Listing:
---
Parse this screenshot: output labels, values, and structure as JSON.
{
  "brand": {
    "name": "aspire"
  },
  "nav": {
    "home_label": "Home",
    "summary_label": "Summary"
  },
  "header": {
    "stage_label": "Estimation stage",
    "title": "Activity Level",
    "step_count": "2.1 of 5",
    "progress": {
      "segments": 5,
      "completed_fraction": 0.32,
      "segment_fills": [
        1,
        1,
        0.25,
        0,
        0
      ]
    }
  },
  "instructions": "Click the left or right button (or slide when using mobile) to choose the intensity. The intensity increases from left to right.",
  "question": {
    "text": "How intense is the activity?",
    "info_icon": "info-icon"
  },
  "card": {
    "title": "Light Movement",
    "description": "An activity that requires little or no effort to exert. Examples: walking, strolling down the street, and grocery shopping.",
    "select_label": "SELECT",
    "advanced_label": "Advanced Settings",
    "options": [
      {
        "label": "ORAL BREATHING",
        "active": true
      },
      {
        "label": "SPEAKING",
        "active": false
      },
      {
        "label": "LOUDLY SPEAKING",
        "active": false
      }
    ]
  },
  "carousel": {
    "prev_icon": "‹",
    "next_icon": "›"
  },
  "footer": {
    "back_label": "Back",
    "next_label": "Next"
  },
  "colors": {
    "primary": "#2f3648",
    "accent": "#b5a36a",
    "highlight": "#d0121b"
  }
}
---
What the task requires:
Return the entries in full, keeping every line exactly as it is.

Right answer:
Parse this screenshot: output labels, values, and structure as JSON.
{
  "brand": {
    "name": "aspire"
  },
  "nav": {
    "home_label": "Home",
    "summary_label": "Summary"
  },
  "header": {
    "stage_label": "Estimation stage",
    "title": "Activity Level",
    "step_count": "2.1 of 5",
    "progress": {
      "segments": 5,
      "completed_fraction": 0.32,
      "segment_fills": [
        1,
        1,
        0.25,
        0,
        0
      ]
    }
  },
  "instructions": "Click the left or right button (or slide when using mobile) to choose the intensity. The intensity increases from left to right.",
  "question": {
    "text": "How intense is the activity?",
    "info_icon": "info-icon"
  },
  "card": {
    "title": "Light Movement",
    "description": "An activity that requires little or no effort to exert. Examples: walking, strolling down the street, and grocery shopping.",
    "select_label": "SELECT",
    "advanced_label": "Advanced Settings",
    "options": [
      {
        "label": "ORAL BREATHING",
        "active": true
      },
      {
        "label": "SPEAKING",
        "active": false
      },
      {
        "label": "LOUDLY SPEAKING",
        "active": false
      }
    ]
  },
  "carousel": {
    "prev_icon": "‹",
    "next_icon": "›"
  },
  "footer": {
    "back_label": "Back",
    "next_label": "Next"
  },
  "colors": {
    "primary": "#2f3648",
    "accent": "#b5a36a",
    "highlight": "#d0121b"
  }
}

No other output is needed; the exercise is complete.